* GIVEN PROBLEM *
Set down every record once more, exactly as given.

* RECORDS SHOWN *
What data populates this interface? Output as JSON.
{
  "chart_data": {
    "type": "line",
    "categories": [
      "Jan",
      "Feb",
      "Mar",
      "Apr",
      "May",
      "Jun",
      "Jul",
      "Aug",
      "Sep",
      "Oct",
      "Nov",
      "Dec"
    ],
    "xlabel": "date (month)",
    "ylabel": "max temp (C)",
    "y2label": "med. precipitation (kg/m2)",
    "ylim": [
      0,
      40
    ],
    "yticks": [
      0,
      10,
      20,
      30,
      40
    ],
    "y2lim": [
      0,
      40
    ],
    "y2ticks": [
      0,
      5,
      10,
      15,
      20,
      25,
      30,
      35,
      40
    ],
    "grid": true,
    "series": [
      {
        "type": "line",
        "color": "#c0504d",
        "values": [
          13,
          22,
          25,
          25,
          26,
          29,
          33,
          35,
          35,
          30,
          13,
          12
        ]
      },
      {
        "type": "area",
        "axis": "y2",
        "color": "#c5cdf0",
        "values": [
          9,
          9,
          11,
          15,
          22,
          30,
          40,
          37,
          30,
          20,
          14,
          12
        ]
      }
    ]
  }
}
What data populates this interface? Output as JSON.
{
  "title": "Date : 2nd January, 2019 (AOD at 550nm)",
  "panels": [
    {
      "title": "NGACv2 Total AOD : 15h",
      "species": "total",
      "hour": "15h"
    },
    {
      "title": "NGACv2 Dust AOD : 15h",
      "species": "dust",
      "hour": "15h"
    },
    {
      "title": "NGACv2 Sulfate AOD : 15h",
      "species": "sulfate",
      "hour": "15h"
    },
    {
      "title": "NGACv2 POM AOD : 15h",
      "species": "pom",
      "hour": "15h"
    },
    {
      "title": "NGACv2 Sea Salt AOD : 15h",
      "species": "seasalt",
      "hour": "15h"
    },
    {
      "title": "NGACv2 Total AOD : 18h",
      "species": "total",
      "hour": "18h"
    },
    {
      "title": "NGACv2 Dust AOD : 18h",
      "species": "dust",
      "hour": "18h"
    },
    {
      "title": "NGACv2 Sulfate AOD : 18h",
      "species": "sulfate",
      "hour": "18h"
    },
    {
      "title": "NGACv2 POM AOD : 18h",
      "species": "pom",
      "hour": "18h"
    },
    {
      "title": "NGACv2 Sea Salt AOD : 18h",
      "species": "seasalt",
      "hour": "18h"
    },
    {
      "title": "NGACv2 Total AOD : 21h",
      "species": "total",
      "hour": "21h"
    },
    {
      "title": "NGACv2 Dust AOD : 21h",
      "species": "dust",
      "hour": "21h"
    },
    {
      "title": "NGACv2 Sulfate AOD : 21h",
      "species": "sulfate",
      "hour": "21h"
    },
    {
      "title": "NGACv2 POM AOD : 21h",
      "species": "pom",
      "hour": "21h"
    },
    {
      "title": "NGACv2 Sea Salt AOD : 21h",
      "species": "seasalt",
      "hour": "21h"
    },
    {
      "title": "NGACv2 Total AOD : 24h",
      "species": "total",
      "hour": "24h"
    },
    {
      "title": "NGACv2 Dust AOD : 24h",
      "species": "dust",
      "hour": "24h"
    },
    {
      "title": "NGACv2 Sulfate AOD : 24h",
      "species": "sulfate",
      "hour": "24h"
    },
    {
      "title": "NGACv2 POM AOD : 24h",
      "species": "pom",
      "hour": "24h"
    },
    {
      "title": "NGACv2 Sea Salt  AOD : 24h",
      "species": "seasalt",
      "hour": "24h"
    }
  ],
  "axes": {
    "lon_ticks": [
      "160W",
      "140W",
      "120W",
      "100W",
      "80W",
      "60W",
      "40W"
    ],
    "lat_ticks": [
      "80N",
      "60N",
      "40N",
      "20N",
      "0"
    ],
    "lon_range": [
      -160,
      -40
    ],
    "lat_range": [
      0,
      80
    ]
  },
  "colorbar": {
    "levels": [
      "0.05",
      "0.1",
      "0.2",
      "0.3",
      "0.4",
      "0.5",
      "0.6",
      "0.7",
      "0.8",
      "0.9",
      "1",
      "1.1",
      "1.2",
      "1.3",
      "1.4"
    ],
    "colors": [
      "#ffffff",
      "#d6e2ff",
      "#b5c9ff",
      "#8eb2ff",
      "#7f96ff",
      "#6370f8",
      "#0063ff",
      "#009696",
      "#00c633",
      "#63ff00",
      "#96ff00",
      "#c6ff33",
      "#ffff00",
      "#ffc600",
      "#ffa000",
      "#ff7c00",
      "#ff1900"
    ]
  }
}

* SOLVED EXERCISE *
What data populates this interface? Output as JSON.
{
  "chart_data": {
    "type": "line",
    "categories": [
      "Jan",
      "Feb",
      "Mar",
      "Apr",
      "May",
      "Jun",
      "Jul",
      "Aug",
      "Sep",
      "Oct",
      "Nov",
      "Dec"
    ],
    "xlabel": "date (month)",
    "ylabel": "max temp (C)",
    "y2label": "med. precipitation (kg/m2)",
    "ylim": [
      0,
      40
    ],
    "yticks": [
      0,
      10,
      20,
      30,
      40
    ],
    "y2lim": [
      0,
      40
    ],
    "y2ticks": [
      0,
      5,
      10,
      15,
      20,
      25,
      30,
      35,
      40
    ],
    "grid": true,
    "series": [
      {
        "type": "line",
        "color": "#c0504d",
        "values": [
          13,
          22,
          25,
          25,
          26,
          29,
          33,
          35,
          35,
          30,
          13,
          12
        ]
      },
      {
        "type": "area",
        "axis": "y2",
        "color": "#c5cdf0",
        "values": [
          9,
          9,
          11,
          15,
          22,
          30,
          40,
          37,
          30,
          20,
          14,
          12
        ]
      }
    ]
  }
}
What data populates this interface? Output as JSON.
{
  "title": "Date : 2nd January, 2019 (AOD at 550nm)",
  "panels": [
    {
      "title": "NGACv2 Total AOD : 15h",
      "species": "total",
      "hour": "15h"
    },
    {
      "title": "NGACv2 Dust AOD : 15h",
      "species": "dust",
      "hour": "15h"
    },
    {
      "title": "NGACv2 Sulfate AOD : 15h",
      "species": "sulfate",
      "hour": "15h"
    },
    {
      "title": "NGACv2 POM AOD : 15h",
      "species": "pom",
      "hour": "15h"
    },
    {
      "title": "NGACv2 Sea Salt AOD : 15h",
      "species": "seasalt",
      "hour": "15h"
    },
    {
      "title": "NGACv2 Total AOD : 18h",
      "species": "total",
      "hour": "18h"
    },
    {
      "title": "NGACv2 Dust AOD : 18h",
      "species": "dust",
      "hour": "18h"
    },
    {
      "title": "NGACv2 Sulfate AOD : 18h",
      "species": "sulfate",
      "hour": "18h"
    },
    {
      "title": "NGACv2 POM AOD : 18h",
      "species": "pom",
      "hour": "18h"
    },
    {
      "title": "NGACv2 Sea Salt AOD : 18h",
      "species": "seasalt",
      "hour": "18h"
    },
    {
      "title": "NGACv2 Total AOD : 21h",
      "species": "total",
      "hour": "21h"
    },
    {
      "title": "NGACv2 Dust AOD : 21h",
      "species": "dust",
      "hour": "21h"
    },
    {
      "title": "NGACv2 Sulfate AOD : 21h",
      "species": "sulfate",
      "hour": "21h"
    },
    {
      "title": "NGACv2 POM AOD : 21h",
      "species": "pom",
      "hour": "21h"
    },
    {
      "title": "NGACv2 Sea Salt AOD : 21h",
      "species": "seasalt",
      "hour": "21h"
    },
    {
      "title": "NGACv2 Total AOD : 24h",
      "species": "total",
      "hour": "24h"
    },
    {
      "title": "NGACv2 Dust AOD : 24h",
      "species": "dust",
      "hour": "24h"
    },
    {
      "title": "NGACv2 Sulfate AOD : 24h",
      "species": "sulfate",
      "hour": "24h"
    },
    {
      "title": "NGACv2 POM AOD : 24h",
      "species": "pom",
      "hour": "24h"
    },
    {
      "title": "NGACv2 Sea Salt  AOD : 24h",
      "species": "seasalt",
      "hour": "24h"
    }
  ],
  "axes": {
    "lon_ticks": [
      "160W",
      "140W",
      "120W",
      "100W",
      "80W",
      "60W",
      "40W"
    ],
    "lat_ticks": [
      "80N",
      "60N",
      "40N",
      "20N",
      "0"
    ],
    "lon_range": [
      -160,
      -40
    ],
    "lat_range": [
      0,
      80
    ]
  },
  "colorbar": {
    "levels": [
      "0.05",
      "0.1",
      "0.2",
      "0.3",
      "0.4",
      "0.5",
      "0.6",
      "0.7",
      "0.8",
      "0.9",
      "1",
      "1.1",
      "1.2",
      "1.3",
      "1.4"
    ],
    "colors": [
      "#ffffff",
      "#d6e2ff",
      "#b5c9ff",
      "#8eb2ff",
      "#7f96ff",
      "#6370f8",
      "#0063ff",
      "#009696",
      "#00c633",
      "#63ff00",
      "#96ff00",
      "#c6ff33",
      "#ffff00",
      "#ffc600",
      "#ffa000",
      "#ff7c00",
      "#ff1900"
    ]
  }
}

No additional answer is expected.